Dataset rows
_ _ _ _

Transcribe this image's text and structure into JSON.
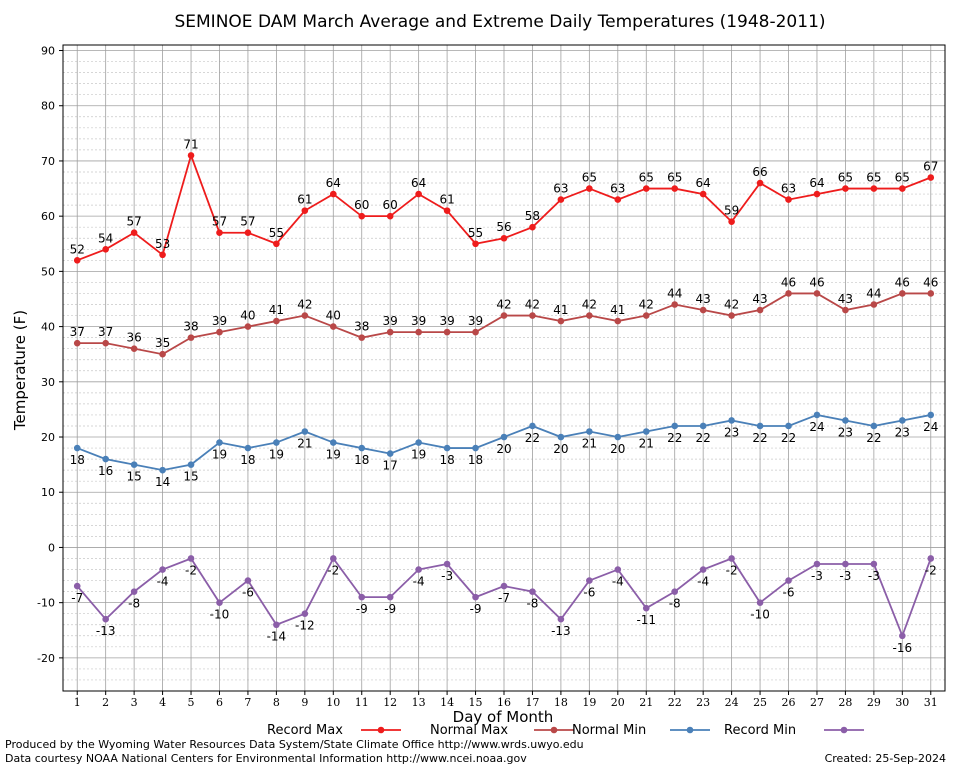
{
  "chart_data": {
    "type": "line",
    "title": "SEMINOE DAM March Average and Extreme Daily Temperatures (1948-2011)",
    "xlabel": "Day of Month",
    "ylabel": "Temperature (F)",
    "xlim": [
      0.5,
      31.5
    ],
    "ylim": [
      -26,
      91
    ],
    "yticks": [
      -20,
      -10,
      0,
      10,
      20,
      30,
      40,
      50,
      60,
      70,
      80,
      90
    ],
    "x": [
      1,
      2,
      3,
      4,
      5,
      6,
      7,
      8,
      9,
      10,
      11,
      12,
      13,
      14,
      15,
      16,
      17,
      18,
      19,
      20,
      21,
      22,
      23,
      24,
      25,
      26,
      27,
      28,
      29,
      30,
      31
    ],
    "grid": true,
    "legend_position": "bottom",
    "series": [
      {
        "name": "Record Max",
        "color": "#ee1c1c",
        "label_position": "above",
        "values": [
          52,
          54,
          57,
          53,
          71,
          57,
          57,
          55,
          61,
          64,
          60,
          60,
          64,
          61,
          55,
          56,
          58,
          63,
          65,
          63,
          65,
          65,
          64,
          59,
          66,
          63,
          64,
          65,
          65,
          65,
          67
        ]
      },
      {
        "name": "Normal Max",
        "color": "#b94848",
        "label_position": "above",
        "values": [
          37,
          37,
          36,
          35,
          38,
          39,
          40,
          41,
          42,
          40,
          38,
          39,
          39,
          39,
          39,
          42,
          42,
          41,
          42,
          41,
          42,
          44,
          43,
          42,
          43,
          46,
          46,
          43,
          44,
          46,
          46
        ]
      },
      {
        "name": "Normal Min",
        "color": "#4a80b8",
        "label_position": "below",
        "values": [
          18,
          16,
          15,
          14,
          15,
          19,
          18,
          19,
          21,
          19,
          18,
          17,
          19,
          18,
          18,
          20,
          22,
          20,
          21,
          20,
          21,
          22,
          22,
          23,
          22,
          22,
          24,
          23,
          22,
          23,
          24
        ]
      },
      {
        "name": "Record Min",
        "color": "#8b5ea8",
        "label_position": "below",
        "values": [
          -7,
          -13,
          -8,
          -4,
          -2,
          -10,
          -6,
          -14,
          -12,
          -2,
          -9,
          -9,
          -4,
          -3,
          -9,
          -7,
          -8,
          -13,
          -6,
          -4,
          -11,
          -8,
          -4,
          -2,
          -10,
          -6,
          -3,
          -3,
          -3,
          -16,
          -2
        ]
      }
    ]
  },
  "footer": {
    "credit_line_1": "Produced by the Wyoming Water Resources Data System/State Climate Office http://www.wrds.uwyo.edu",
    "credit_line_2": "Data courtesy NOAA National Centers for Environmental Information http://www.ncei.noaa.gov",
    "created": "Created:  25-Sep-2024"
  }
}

_ _ _ _

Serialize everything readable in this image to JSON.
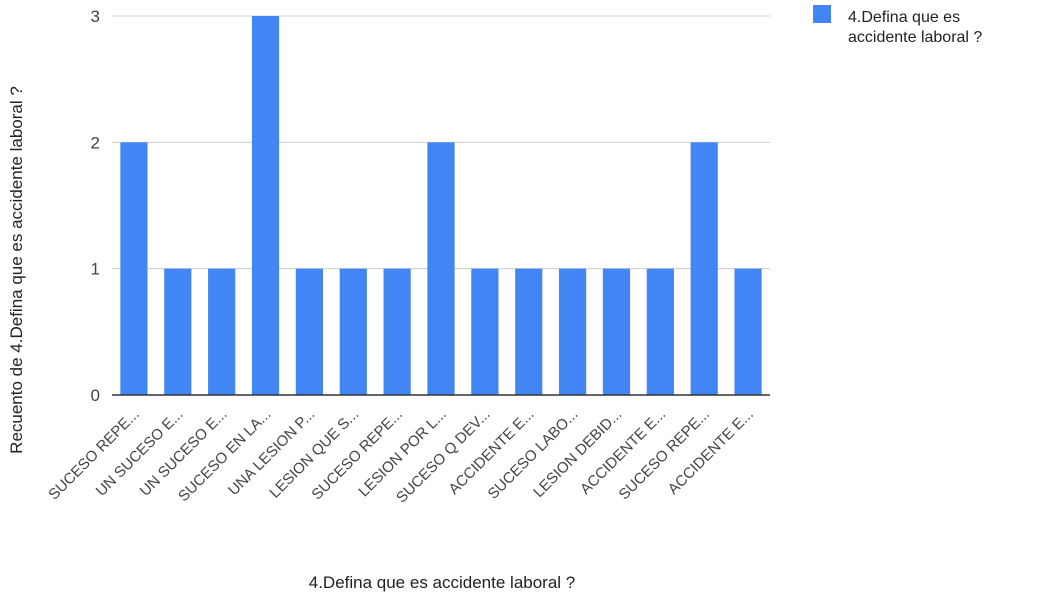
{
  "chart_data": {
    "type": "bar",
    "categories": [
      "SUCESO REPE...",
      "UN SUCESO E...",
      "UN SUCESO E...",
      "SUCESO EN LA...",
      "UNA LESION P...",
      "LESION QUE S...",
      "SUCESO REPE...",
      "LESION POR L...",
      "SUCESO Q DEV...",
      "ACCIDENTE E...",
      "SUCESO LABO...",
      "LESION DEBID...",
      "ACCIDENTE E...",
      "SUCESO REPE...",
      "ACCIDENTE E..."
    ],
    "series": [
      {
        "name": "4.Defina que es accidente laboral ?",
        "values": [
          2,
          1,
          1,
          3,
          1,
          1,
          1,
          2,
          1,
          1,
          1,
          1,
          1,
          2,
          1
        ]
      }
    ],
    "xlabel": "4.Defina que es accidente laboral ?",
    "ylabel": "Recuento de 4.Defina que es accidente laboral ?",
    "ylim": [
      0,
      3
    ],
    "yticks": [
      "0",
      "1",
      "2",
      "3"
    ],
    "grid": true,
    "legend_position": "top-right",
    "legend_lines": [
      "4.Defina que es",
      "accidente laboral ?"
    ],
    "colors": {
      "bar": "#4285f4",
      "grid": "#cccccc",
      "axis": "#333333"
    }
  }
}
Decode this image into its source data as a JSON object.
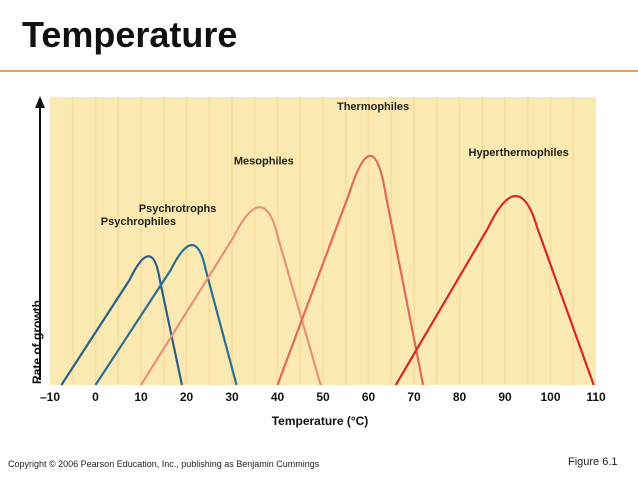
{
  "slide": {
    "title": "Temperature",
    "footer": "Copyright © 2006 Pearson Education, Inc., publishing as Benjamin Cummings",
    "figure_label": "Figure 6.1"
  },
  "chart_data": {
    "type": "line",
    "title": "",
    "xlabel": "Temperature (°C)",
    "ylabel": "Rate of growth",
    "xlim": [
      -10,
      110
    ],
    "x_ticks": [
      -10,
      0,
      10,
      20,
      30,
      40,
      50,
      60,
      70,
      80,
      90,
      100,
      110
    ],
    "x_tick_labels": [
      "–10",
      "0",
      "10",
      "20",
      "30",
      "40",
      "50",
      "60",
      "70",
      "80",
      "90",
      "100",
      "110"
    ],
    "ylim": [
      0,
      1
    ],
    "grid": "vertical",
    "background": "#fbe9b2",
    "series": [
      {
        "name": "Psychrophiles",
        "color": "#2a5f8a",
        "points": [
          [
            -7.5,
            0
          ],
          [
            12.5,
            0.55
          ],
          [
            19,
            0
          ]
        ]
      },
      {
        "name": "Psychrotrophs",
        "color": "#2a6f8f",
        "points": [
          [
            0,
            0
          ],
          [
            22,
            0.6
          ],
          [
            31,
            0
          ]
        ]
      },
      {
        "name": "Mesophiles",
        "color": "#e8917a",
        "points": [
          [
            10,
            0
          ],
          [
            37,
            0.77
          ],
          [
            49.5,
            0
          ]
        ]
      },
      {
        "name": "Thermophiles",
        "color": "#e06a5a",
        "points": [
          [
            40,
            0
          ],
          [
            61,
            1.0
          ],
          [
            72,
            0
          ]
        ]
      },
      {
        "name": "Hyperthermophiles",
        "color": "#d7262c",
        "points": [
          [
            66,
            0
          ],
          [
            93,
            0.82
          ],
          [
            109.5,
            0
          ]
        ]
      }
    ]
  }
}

_ _ _ _

■ Directions: In the listing, find every line with the word "JSON" and state how many there are, nothing more.

■ Completed task: 3